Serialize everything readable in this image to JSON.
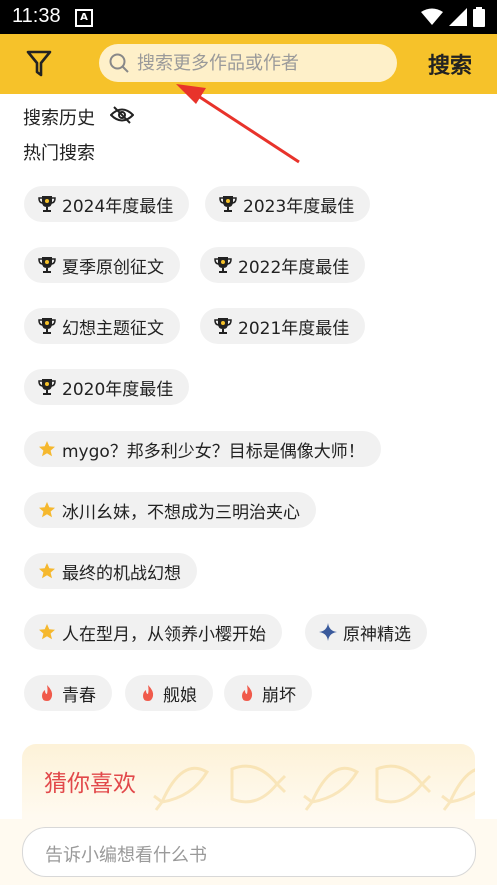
{
  "status": {
    "time": "11:38",
    "notif_letter": "A"
  },
  "header": {
    "search_placeholder": "搜索更多作品或作者",
    "search_button": "搜索"
  },
  "history": {
    "title": "搜索历史"
  },
  "hot": {
    "title": "热门搜索",
    "chips": [
      {
        "label": "2024年度最佳",
        "icon": "trophy-icon"
      },
      {
        "label": "2023年度最佳",
        "icon": "trophy-icon"
      },
      {
        "label": "夏季原创征文",
        "icon": "trophy-icon"
      },
      {
        "label": "2022年度最佳",
        "icon": "trophy-icon"
      },
      {
        "label": "幻想主题征文",
        "icon": "trophy-icon"
      },
      {
        "label": "2021年度最佳",
        "icon": "trophy-icon"
      },
      {
        "label": "2020年度最佳",
        "icon": "trophy-icon"
      },
      {
        "label": "mygo？邦多利少女？目标是偶像大师！",
        "icon": "star-icon"
      },
      {
        "label": "冰川幺妹，不想成为三明治夹心",
        "icon": "star-icon"
      },
      {
        "label": "最终的机战幻想",
        "icon": "star-icon"
      },
      {
        "label": "人在型月，从领养小樱开始",
        "icon": "star-icon"
      },
      {
        "label": "原神精选",
        "icon": "sparkle-icon"
      },
      {
        "label": "青春",
        "icon": "flame-icon"
      },
      {
        "label": "舰娘",
        "icon": "flame-icon"
      },
      {
        "label": "崩坏",
        "icon": "flame-icon"
      }
    ]
  },
  "guess": {
    "title": "猜你喜欢"
  },
  "bottom": {
    "placeholder": "告诉小编想看什么书"
  },
  "colors": {
    "accent": "#f6c22a",
    "chip_bg": "#f1f1f1",
    "guess_title": "#e2494b",
    "arrow": "#e8332b"
  }
}
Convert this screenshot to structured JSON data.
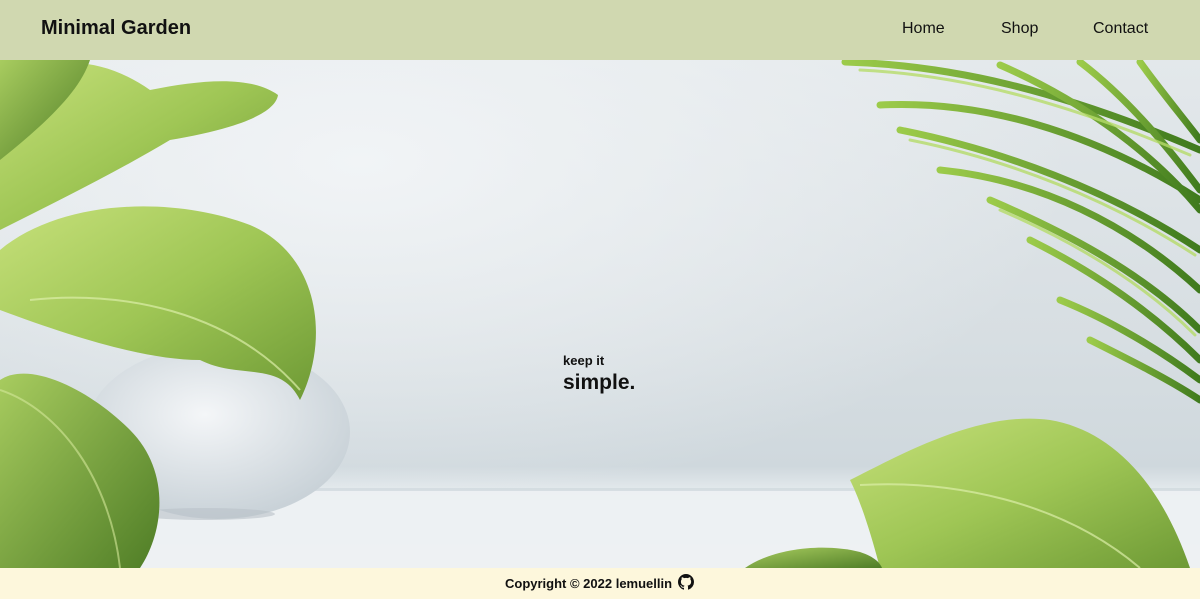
{
  "header": {
    "brand": "Minimal Garden",
    "nav": [
      {
        "label": "Home"
      },
      {
        "label": "Shop"
      },
      {
        "label": "Contact"
      }
    ],
    "background_color": "#d0d8b0"
  },
  "hero": {
    "tagline_small": "keep it",
    "tagline_large": "simple.",
    "image": "minimal plants on light wall background"
  },
  "footer": {
    "copyright": "Copyright © 2022 lemuellin",
    "icon": "github-icon",
    "background_color": "#fdf7dc"
  }
}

OBJECTIVE. Your task is to return the entries above exactly, with no pictures.

RESULT.
Serialize everything readable in this image to JSON.
{
  "status": {
    "time": "11:38",
    "notif_letter": "A"
  },
  "header": {
    "search_placeholder": "搜索更多作品或作者",
    "search_button": "搜索"
  },
  "history": {
    "title": "搜索历史"
  },
  "hot": {
    "title": "热门搜索",
    "chips": [
      {
        "label": "2024年度最佳",
        "icon": "trophy-icon"
      },
      {
        "label": "2023年度最佳",
        "icon": "trophy-icon"
      },
      {
        "label": "夏季原创征文",
        "icon": "trophy-icon"
      },
      {
        "label": "2022年度最佳",
        "icon": "trophy-icon"
      },
      {
        "label": "幻想主题征文",
        "icon": "trophy-icon"
      },
      {
        "label": "2021年度最佳",
        "icon": "trophy-icon"
      },
      {
        "label": "2020年度最佳",
        "icon": "trophy-icon"
      },
      {
        "label": "mygo？邦多利少女？目标是偶像大师！",
        "icon": "star-icon"
      },
      {
        "label": "冰川幺妹，不想成为三明治夹心",
        "icon": "star-icon"
      },
      {
        "label": "最终的机战幻想",
        "icon": "star-icon"
      },
      {
        "label": "人在型月，从领养小樱开始",
        "icon": "star-icon"
      },
      {
        "label": "原神精选",
        "icon": "sparkle-icon"
      },
      {
        "label": "青春",
        "icon": "flame-icon"
      },
      {
        "label": "舰娘",
        "icon": "flame-icon"
      },
      {
        "label": "崩坏",
        "icon": "flame-icon"
      }
    ]
  },
  "guess": {
    "title": "猜你喜欢"
  },
  "bottom": {
    "placeholder": "告诉小编想看什么书"
  },
  "colors": {
    "accent": "#f6c22a",
    "chip_bg": "#f1f1f1",
    "guess_title": "#e2494b",
    "arrow": "#e8332b"
  }
}
Convert this screenshot to structured JSON data.
{
  "header": {
    "brand": "Minimal Garden",
    "nav": [
      {
        "label": "Home"
      },
      {
        "label": "Shop"
      },
      {
        "label": "Contact"
      }
    ],
    "background_color": "#d0d8b0"
  },
  "hero": {
    "tagline_small": "keep it",
    "tagline_large": "simple.",
    "image": "minimal plants on light wall background"
  },
  "footer": {
    "copyright": "Copyright © 2022 lemuellin",
    "icon": "github-icon",
    "background_color": "#fdf7dc"
  }
}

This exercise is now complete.